▶ _OBJECTIVE_:
Tally every line featuring "following", then give that tally alone.

▶ _PROVIDED RECORDS_:
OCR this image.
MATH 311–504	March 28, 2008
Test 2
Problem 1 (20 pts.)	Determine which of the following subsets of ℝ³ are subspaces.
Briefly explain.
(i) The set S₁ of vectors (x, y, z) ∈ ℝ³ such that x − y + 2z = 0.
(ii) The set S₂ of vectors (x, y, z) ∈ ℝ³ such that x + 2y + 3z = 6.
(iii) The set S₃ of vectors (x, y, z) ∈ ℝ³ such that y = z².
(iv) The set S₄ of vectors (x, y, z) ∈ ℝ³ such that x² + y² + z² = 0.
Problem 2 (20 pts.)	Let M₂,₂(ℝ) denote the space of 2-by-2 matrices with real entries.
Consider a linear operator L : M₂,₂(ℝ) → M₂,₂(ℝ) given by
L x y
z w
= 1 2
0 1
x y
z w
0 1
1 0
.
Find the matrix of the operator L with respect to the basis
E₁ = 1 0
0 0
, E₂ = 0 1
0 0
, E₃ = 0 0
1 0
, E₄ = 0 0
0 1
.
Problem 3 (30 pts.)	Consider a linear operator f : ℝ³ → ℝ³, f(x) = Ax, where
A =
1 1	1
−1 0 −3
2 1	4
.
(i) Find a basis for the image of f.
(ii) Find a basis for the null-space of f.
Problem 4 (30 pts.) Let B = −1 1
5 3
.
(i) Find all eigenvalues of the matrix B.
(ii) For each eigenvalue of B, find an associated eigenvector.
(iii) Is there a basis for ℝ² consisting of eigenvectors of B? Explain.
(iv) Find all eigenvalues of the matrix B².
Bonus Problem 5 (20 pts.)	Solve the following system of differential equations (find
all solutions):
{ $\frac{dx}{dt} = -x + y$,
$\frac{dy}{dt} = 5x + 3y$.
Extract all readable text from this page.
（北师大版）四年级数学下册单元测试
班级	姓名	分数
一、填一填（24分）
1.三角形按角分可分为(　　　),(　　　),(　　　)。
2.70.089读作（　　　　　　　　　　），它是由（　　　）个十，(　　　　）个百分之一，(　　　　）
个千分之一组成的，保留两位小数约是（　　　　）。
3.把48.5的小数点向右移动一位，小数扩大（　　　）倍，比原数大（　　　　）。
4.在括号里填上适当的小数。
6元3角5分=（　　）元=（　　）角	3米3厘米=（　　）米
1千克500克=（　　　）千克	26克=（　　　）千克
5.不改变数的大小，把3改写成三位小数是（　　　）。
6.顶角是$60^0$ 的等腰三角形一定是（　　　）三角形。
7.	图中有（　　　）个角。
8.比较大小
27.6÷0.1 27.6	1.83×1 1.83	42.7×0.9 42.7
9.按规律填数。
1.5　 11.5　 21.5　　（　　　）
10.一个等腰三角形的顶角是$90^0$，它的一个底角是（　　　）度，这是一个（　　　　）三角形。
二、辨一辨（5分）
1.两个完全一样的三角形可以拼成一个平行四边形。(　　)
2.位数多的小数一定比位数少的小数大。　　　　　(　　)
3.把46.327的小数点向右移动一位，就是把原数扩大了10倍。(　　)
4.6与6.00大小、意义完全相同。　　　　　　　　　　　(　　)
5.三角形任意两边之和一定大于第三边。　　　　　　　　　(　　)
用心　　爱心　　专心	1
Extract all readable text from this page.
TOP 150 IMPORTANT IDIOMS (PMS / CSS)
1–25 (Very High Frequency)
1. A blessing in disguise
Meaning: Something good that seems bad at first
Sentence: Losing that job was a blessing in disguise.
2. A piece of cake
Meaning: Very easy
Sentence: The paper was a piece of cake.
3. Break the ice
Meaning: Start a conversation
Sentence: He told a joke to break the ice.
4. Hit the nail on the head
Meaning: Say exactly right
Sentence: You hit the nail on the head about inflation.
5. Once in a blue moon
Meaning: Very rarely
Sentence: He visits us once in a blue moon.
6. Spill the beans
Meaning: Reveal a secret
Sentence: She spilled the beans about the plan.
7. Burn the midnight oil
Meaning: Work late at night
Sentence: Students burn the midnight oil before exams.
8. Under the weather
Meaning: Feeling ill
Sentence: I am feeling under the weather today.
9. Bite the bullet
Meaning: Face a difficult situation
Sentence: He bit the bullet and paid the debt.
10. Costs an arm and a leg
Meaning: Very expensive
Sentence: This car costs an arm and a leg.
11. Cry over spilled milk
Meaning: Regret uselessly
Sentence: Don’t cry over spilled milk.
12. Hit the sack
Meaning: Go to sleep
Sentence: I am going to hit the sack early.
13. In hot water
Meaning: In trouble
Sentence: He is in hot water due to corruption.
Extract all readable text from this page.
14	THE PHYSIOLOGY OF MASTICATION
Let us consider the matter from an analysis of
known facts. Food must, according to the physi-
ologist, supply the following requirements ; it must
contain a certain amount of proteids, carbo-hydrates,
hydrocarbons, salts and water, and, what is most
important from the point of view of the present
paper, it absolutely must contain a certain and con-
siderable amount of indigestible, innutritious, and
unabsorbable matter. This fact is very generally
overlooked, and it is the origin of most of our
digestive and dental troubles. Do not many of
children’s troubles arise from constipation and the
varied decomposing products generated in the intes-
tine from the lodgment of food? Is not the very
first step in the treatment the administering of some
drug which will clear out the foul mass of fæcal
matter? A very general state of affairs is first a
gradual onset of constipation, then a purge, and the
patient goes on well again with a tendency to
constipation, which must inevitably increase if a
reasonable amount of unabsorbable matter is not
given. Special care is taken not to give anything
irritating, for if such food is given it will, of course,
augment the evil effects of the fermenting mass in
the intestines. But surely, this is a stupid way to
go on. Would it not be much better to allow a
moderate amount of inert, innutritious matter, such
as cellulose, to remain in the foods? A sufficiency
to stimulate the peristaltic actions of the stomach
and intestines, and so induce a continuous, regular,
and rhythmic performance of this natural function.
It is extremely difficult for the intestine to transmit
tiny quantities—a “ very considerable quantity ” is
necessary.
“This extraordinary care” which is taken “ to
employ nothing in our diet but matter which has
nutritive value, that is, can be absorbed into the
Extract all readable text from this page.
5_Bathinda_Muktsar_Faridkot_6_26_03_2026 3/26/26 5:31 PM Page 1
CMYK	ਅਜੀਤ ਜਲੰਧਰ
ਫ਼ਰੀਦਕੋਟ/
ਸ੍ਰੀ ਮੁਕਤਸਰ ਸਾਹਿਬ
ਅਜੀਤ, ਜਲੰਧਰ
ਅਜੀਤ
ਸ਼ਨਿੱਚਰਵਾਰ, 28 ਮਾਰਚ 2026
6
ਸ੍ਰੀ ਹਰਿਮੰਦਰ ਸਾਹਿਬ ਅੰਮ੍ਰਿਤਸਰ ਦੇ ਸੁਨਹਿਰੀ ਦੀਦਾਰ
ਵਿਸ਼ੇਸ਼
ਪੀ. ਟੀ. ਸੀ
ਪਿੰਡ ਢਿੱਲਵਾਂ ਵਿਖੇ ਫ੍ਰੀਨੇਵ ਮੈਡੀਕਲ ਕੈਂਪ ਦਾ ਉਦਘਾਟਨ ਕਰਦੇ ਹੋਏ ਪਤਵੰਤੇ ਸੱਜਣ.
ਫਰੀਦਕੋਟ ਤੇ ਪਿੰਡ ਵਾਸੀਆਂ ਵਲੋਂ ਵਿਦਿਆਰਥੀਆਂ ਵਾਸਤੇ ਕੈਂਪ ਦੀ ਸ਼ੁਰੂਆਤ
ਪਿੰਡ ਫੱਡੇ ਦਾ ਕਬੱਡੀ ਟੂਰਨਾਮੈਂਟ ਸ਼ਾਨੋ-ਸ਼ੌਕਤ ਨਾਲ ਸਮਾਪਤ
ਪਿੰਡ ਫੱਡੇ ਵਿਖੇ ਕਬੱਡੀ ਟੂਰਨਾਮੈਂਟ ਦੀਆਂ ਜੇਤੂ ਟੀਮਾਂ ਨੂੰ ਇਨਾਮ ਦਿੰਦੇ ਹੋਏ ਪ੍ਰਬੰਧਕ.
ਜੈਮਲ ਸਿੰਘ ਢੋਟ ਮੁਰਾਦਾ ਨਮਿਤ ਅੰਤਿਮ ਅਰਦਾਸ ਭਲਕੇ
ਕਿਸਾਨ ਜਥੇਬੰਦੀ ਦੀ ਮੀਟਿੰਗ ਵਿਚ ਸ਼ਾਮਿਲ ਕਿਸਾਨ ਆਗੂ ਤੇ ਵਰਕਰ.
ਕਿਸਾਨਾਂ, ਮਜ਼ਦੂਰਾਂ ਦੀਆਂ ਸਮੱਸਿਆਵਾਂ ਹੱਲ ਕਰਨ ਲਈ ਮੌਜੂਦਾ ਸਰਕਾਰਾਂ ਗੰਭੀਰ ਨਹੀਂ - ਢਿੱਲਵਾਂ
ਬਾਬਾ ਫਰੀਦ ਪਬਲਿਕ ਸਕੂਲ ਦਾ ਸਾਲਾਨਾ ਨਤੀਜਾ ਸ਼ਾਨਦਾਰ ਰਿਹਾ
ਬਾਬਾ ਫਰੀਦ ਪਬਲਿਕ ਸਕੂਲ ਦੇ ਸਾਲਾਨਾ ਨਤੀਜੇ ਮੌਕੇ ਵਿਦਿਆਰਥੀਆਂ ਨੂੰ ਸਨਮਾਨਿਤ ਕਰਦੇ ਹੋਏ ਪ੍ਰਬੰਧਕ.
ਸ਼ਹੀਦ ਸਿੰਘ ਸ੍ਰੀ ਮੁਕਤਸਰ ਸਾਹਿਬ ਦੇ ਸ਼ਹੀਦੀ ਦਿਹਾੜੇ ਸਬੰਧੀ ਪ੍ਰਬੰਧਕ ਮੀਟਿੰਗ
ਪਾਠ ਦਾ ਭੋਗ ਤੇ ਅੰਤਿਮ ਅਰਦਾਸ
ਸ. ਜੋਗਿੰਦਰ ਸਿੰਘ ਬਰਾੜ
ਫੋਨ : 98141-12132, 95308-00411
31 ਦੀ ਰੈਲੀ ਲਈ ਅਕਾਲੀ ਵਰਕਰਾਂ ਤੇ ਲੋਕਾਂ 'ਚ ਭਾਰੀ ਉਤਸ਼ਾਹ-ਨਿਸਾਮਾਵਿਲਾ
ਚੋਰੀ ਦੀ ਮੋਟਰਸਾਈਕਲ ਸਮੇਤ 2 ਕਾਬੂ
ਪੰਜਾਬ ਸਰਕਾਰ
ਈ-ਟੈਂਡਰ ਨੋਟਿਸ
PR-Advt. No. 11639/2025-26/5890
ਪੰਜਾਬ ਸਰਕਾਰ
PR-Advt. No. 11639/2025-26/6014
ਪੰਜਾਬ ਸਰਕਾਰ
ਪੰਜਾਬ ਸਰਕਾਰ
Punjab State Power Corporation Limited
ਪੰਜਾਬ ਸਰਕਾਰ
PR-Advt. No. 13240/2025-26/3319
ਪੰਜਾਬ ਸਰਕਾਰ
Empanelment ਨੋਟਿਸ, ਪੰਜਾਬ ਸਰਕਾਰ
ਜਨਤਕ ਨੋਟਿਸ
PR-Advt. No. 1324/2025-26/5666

▶ _SOLUTION TO THIS PROBLEM_:
3